[Saved data entries]
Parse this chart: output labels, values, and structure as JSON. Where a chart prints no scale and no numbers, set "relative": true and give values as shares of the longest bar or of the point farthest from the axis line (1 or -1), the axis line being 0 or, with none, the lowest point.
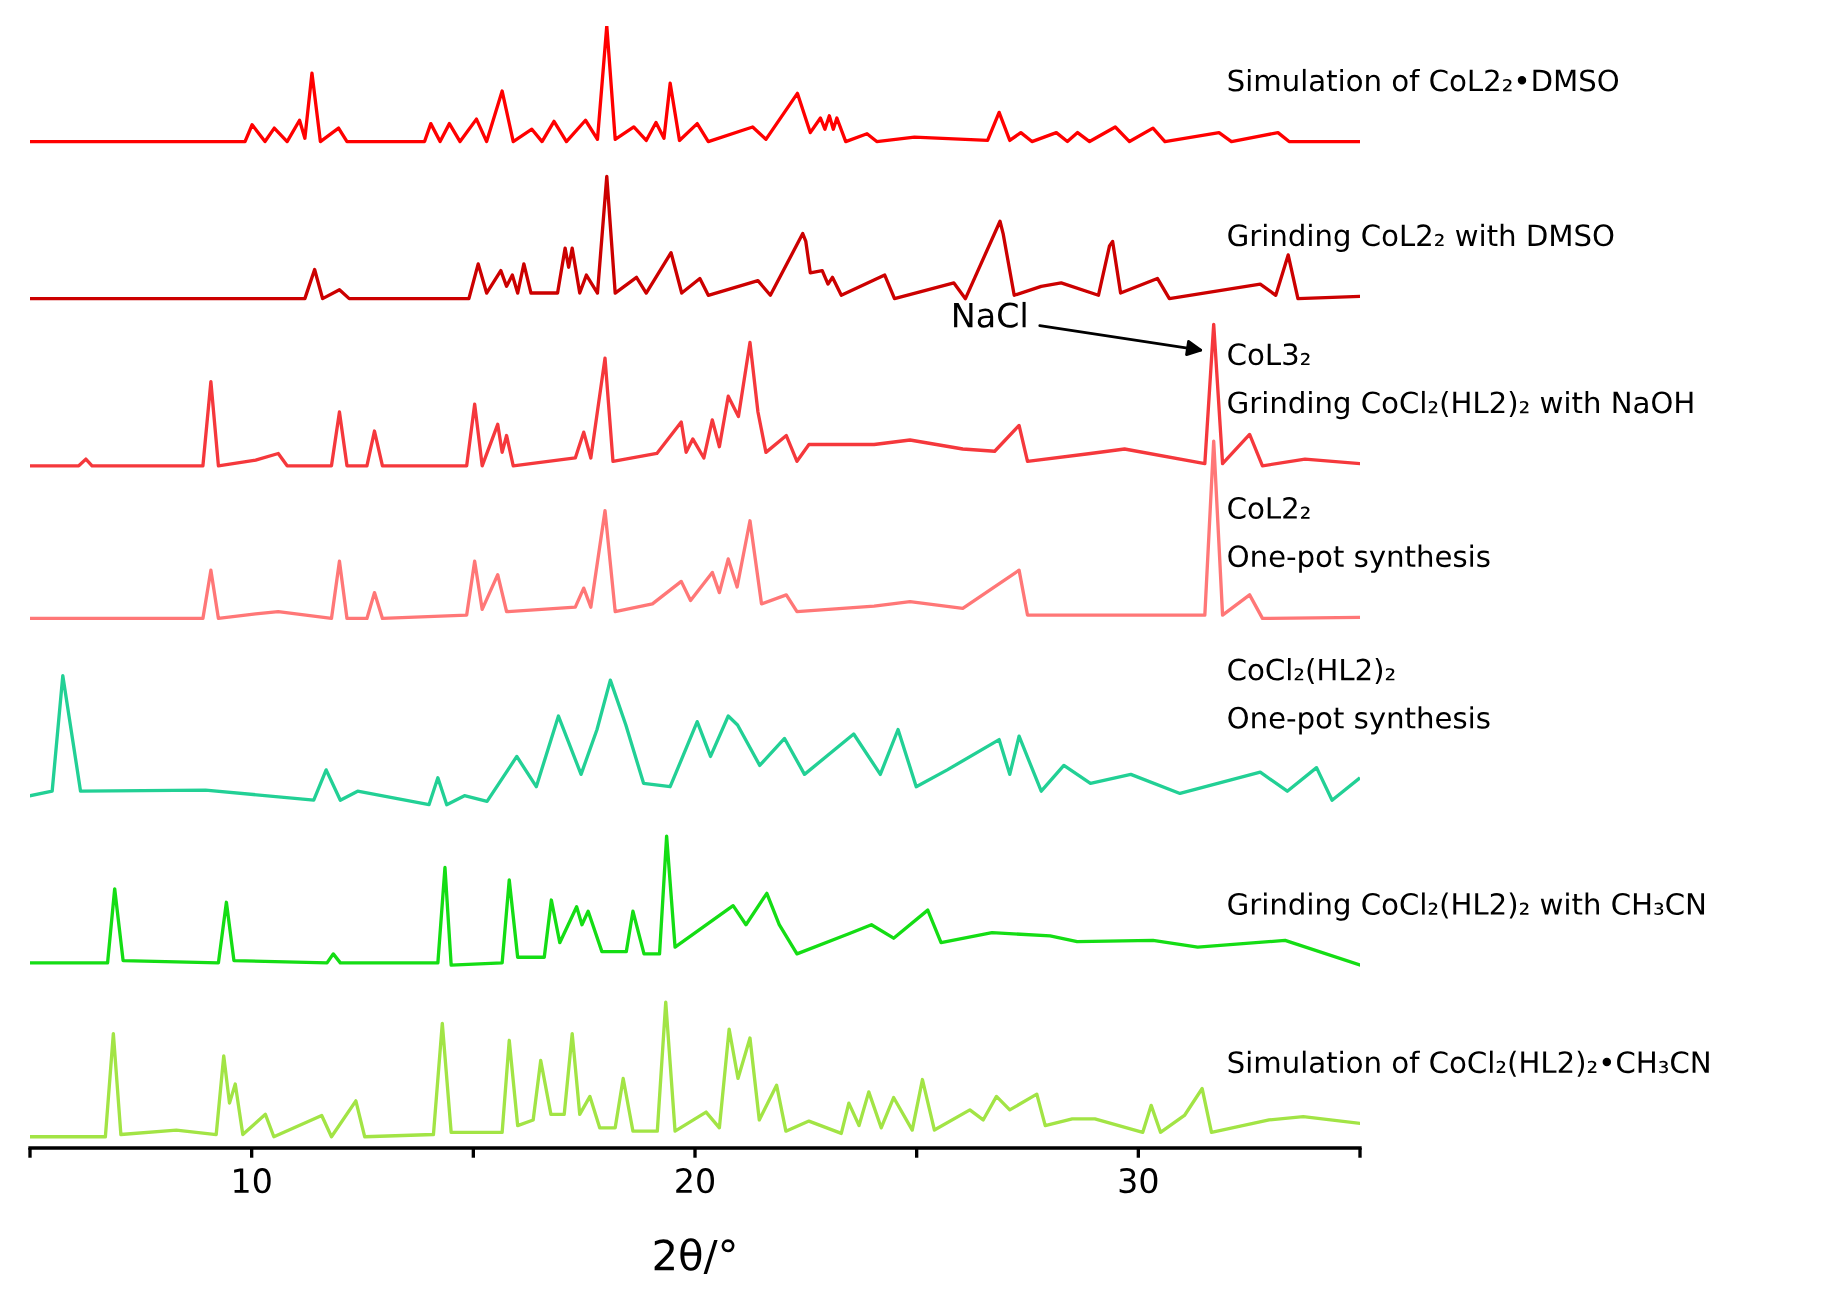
{
  "chart_data": {
    "type": "line",
    "relative": true,
    "xlabel": "2θ/°",
    "xlim": [
      5,
      35
    ],
    "xticks": [
      {
        "value": 5,
        "label": null
      },
      10,
      {
        "value": 15,
        "label": null
      },
      20,
      {
        "value": 25,
        "label": null
      },
      30,
      {
        "value": 35,
        "label": null
      }
    ],
    "tick_labels": "x",
    "grid": false,
    "legend": false,
    "annotations": [
      {
        "text": "NaCl",
        "x": 31.6,
        "y": 0.71
      }
    ],
    "series": [
      {
        "name": "Simulation of CoL2₂•DMSO",
        "color": "#ff0000",
        "x": [
          5.0,
          9.85,
          10.01,
          10.3,
          10.51,
          10.8,
          11.08,
          11.2,
          11.36,
          11.55,
          11.96,
          12.15,
          13.9,
          14.04,
          14.25,
          14.46,
          14.7,
          15.07,
          15.3,
          15.65,
          15.9,
          16.32,
          16.55,
          16.82,
          17.1,
          17.53,
          17.8,
          18.01,
          18.2,
          18.62,
          18.9,
          19.12,
          19.3,
          19.44,
          19.65,
          20.05,
          20.3,
          21.3,
          21.6,
          22.31,
          22.6,
          22.83,
          22.93,
          23.03,
          23.12,
          23.2,
          23.4,
          23.88,
          24.1,
          24.95,
          26.6,
          26.86,
          27.1,
          27.35,
          27.6,
          28.15,
          28.4,
          28.63,
          28.9,
          29.48,
          29.8,
          30.33,
          30.6,
          31.82,
          32.1,
          33.15,
          33.4,
          35.0
        ],
        "values": [
          0.897,
          0.897,
          0.912,
          0.897,
          0.909,
          0.897,
          0.916,
          0.9,
          0.958,
          0.897,
          0.909,
          0.897,
          0.897,
          0.913,
          0.897,
          0.913,
          0.897,
          0.917,
          0.897,
          0.942,
          0.897,
          0.908,
          0.897,
          0.915,
          0.897,
          0.916,
          0.899,
          1,
          0.899,
          0.91,
          0.898,
          0.914,
          0.9,
          0.949,
          0.898,
          0.913,
          0.897,
          0.91,
          0.899,
          0.94,
          0.905,
          0.918,
          0.908,
          0.92,
          0.908,
          0.918,
          0.897,
          0.904,
          0.897,
          0.901,
          0.898,
          0.923,
          0.898,
          0.905,
          0.897,
          0.905,
          0.897,
          0.905,
          0.897,
          0.91,
          0.897,
          0.909,
          0.897,
          0.905,
          0.897,
          0.905,
          0.897,
          0.897
        ]
      },
      {
        "name": "Grinding CoL2₂ with DMSO",
        "color": "#cc0000",
        "x": [
          5.0,
          11.2,
          11.42,
          11.6,
          11.98,
          12.2,
          14.9,
          15.11,
          15.3,
          15.62,
          15.75,
          15.88,
          16.0,
          16.14,
          16.3,
          16.9,
          17.07,
          17.15,
          17.23,
          17.4,
          17.55,
          17.8,
          18.01,
          18.2,
          18.68,
          18.9,
          19.46,
          19.7,
          20.11,
          20.3,
          21.42,
          21.7,
          22.43,
          22.5,
          22.6,
          22.87,
          23.0,
          23.1,
          23.3,
          24.28,
          24.5,
          25.84,
          26.1,
          26.88,
          26.95,
          27.2,
          27.81,
          28.26,
          29.1,
          29.35,
          29.42,
          29.6,
          30.43,
          30.7,
          32.75,
          33.1,
          33.38,
          33.6,
          35.0
        ],
        "values": [
          0.757,
          0.757,
          0.783,
          0.757,
          0.765,
          0.757,
          0.757,
          0.788,
          0.762,
          0.782,
          0.768,
          0.778,
          0.762,
          0.788,
          0.762,
          0.762,
          0.802,
          0.785,
          0.802,
          0.762,
          0.778,
          0.762,
          0.866,
          0.762,
          0.776,
          0.762,
          0.798,
          0.762,
          0.775,
          0.76,
          0.773,
          0.76,
          0.815,
          0.808,
          0.78,
          0.782,
          0.77,
          0.776,
          0.76,
          0.778,
          0.757,
          0.771,
          0.757,
          0.826,
          0.815,
          0.76,
          0.768,
          0.771,
          0.76,
          0.804,
          0.808,
          0.762,
          0.775,
          0.757,
          0.77,
          0.76,
          0.796,
          0.757,
          0.759
        ]
      },
      {
        "name": "CoL3₂\nGrinding CoCl₂(HL2)₂ with NaOH",
        "color": "#f5383c",
        "x": [
          5.0,
          6.1,
          6.26,
          6.4,
          8.9,
          9.08,
          9.25,
          10.09,
          10.6,
          10.8,
          11.8,
          11.98,
          12.15,
          12.6,
          12.77,
          12.95,
          14.85,
          15.03,
          15.2,
          15.55,
          15.65,
          15.75,
          15.9,
          17.3,
          17.49,
          17.65,
          17.97,
          18.15,
          19.14,
          19.69,
          19.8,
          19.95,
          20.2,
          20.39,
          20.55,
          20.75,
          20.98,
          21.24,
          21.42,
          21.6,
          22.06,
          22.3,
          22.57,
          24.04,
          24.85,
          26.04,
          26.76,
          27.31,
          27.5,
          28.92,
          29.69,
          31.5,
          31.7,
          31.9,
          32.51,
          32.8,
          33.76,
          35.0
        ],
        "values": [
          0.608,
          0.608,
          0.614,
          0.608,
          0.608,
          0.683,
          0.608,
          0.613,
          0.619,
          0.608,
          0.608,
          0.656,
          0.608,
          0.608,
          0.639,
          0.608,
          0.608,
          0.663,
          0.608,
          0.645,
          0.62,
          0.635,
          0.608,
          0.615,
          0.638,
          0.615,
          0.704,
          0.612,
          0.619,
          0.647,
          0.62,
          0.632,
          0.615,
          0.649,
          0.625,
          0.67,
          0.652,
          0.718,
          0.656,
          0.62,
          0.635,
          0.612,
          0.627,
          0.627,
          0.631,
          0.623,
          0.621,
          0.644,
          0.612,
          0.619,
          0.623,
          0.61,
          0.734,
          0.61,
          0.636,
          0.608,
          0.614,
          0.61
        ]
      },
      {
        "name": "CoL2₂\nOne-pot synthesis",
        "color": "#ff7777",
        "x": [
          5.0,
          8.9,
          9.08,
          9.25,
          10.09,
          10.6,
          11.8,
          11.98,
          12.15,
          12.6,
          12.77,
          12.95,
          14.85,
          15.03,
          15.2,
          15.55,
          15.75,
          17.3,
          17.49,
          17.65,
          17.97,
          18.2,
          19.04,
          19.69,
          19.9,
          20.39,
          20.55,
          20.75,
          20.95,
          21.24,
          21.5,
          22.06,
          22.3,
          24.04,
          24.85,
          26.04,
          27.31,
          27.5,
          31.5,
          31.7,
          31.9,
          32.51,
          32.8,
          35.0
        ],
        "values": [
          0.472,
          0.472,
          0.515,
          0.472,
          0.476,
          0.478,
          0.472,
          0.523,
          0.472,
          0.472,
          0.495,
          0.472,
          0.475,
          0.523,
          0.48,
          0.511,
          0.478,
          0.482,
          0.499,
          0.482,
          0.568,
          0.478,
          0.485,
          0.505,
          0.488,
          0.513,
          0.495,
          0.525,
          0.5,
          0.559,
          0.485,
          0.493,
          0.478,
          0.483,
          0.487,
          0.481,
          0.515,
          0.475,
          0.475,
          0.63,
          0.475,
          0.493,
          0.472,
          0.473
        ]
      },
      {
        "name": "CoCl₂(HL2)₂\nOne-pot synthesis",
        "color": "#22d095",
        "x": [
          5.0,
          5.5,
          5.74,
          6.14,
          8.96,
          11.4,
          11.68,
          12.0,
          12.39,
          14.0,
          14.2,
          14.4,
          14.8,
          15.31,
          15.98,
          16.42,
          16.92,
          17.43,
          17.79,
          18.09,
          18.44,
          18.84,
          19.44,
          20.05,
          20.35,
          20.75,
          20.96,
          21.46,
          22.02,
          22.47,
          23.58,
          24.18,
          24.58,
          24.99,
          25.69,
          26.86,
          27.1,
          27.31,
          27.81,
          28.32,
          28.92,
          29.83,
          30.94,
          32.75,
          33.36,
          34.02,
          34.37,
          34.97
        ],
        "values": [
          0.314,
          0.318,
          0.421,
          0.318,
          0.319,
          0.31,
          0.337,
          0.31,
          0.318,
          0.306,
          0.33,
          0.306,
          0.314,
          0.309,
          0.349,
          0.322,
          0.385,
          0.333,
          0.373,
          0.417,
          0.377,
          0.325,
          0.322,
          0.38,
          0.349,
          0.385,
          0.377,
          0.341,
          0.365,
          0.333,
          0.369,
          0.333,
          0.373,
          0.322,
          0.337,
          0.364,
          0.333,
          0.367,
          0.318,
          0.341,
          0.325,
          0.333,
          0.316,
          0.335,
          0.318,
          0.339,
          0.31,
          0.329
        ]
      },
      {
        "name": "Grinding CoCl₂(HL2)₂ with CH₃CN",
        "color": "#14dd14",
        "x": [
          5.0,
          6.75,
          6.91,
          7.1,
          9.25,
          9.43,
          9.6,
          11.7,
          11.84,
          12.0,
          14.2,
          14.36,
          14.5,
          15.65,
          15.81,
          16.0,
          16.6,
          16.76,
          16.95,
          17.33,
          17.45,
          17.59,
          17.9,
          18.45,
          18.6,
          18.85,
          19.2,
          19.36,
          19.55,
          20.86,
          21.15,
          21.62,
          21.9,
          22.3,
          23.47,
          23.98,
          24.48,
          25.25,
          25.55,
          26.7,
          28.01,
          28.62,
          30.33,
          31.34,
          33.31,
          35.0
        ],
        "values": [
          0.165,
          0.165,
          0.231,
          0.167,
          0.165,
          0.219,
          0.167,
          0.165,
          0.173,
          0.165,
          0.165,
          0.25,
          0.163,
          0.165,
          0.239,
          0.17,
          0.17,
          0.221,
          0.183,
          0.215,
          0.199,
          0.211,
          0.175,
          0.175,
          0.211,
          0.173,
          0.173,
          0.278,
          0.179,
          0.216,
          0.199,
          0.227,
          0.199,
          0.173,
          0.191,
          0.199,
          0.187,
          0.212,
          0.183,
          0.192,
          0.189,
          0.184,
          0.185,
          0.179,
          0.185,
          0.163
        ]
      },
      {
        "name": "Simulation of CoCl₂(HL2)₂•CH₃CN",
        "color": "#a2e445",
        "x": [
          5.0,
          6.7,
          6.88,
          7.05,
          8.3,
          9.2,
          9.37,
          9.5,
          9.63,
          9.8,
          10.31,
          10.5,
          11.58,
          11.8,
          12.35,
          12.55,
          14.1,
          14.3,
          14.5,
          15.65,
          15.81,
          16.0,
          16.35,
          16.52,
          16.75,
          17.05,
          17.23,
          17.4,
          17.63,
          17.85,
          18.2,
          18.38,
          18.6,
          19.15,
          19.34,
          19.55,
          20.25,
          20.55,
          20.77,
          20.97,
          21.24,
          21.45,
          21.84,
          22.05,
          22.57,
          23.3,
          23.47,
          23.7,
          23.92,
          24.2,
          24.48,
          24.9,
          25.13,
          25.4,
          26.2,
          26.5,
          26.8,
          27.1,
          27.71,
          27.9,
          28.51,
          29.02,
          30.1,
          30.29,
          30.5,
          31.04,
          31.44,
          31.65,
          32.95,
          33.72,
          35.0
        ],
        "values": [
          0.01,
          0.01,
          0.102,
          0.012,
          0.016,
          0.012,
          0.082,
          0.04,
          0.057,
          0.012,
          0.03,
          0.01,
          0.029,
          0.01,
          0.042,
          0.01,
          0.012,
          0.111,
          0.014,
          0.014,
          0.096,
          0.02,
          0.025,
          0.078,
          0.03,
          0.03,
          0.102,
          0.03,
          0.046,
          0.018,
          0.018,
          0.062,
          0.015,
          0.015,
          0.13,
          0.015,
          0.032,
          0.018,
          0.106,
          0.062,
          0.098,
          0.025,
          0.056,
          0.015,
          0.024,
          0.013,
          0.04,
          0.02,
          0.05,
          0.018,
          0.045,
          0.016,
          0.061,
          0.016,
          0.034,
          0.025,
          0.046,
          0.034,
          0.048,
          0.02,
          0.026,
          0.026,
          0.014,
          0.038,
          0.014,
          0.029,
          0.053,
          0.014,
          0.025,
          0.028,
          0.022
        ]
      }
    ]
  }
}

Short exercise
Pull out every line of the records above that contains the word "with".

Result of this task
Parse this chart: output labels, values, and structure as JSON. Where a chart prints no scale and no numbers, set "relative": true and give values as shares of the longest bar or of the point farthest from the axis line (1 or -1), the axis line being 0 or, with none, the lowest point.
        "name": "Grinding CoL2₂ with DMSO",
        "name": "CoL3₂\nGrinding CoCl₂(HL2)₂ with NaOH",
        "name": "Grinding CoCl₂(HL2)₂ with CH₃CN",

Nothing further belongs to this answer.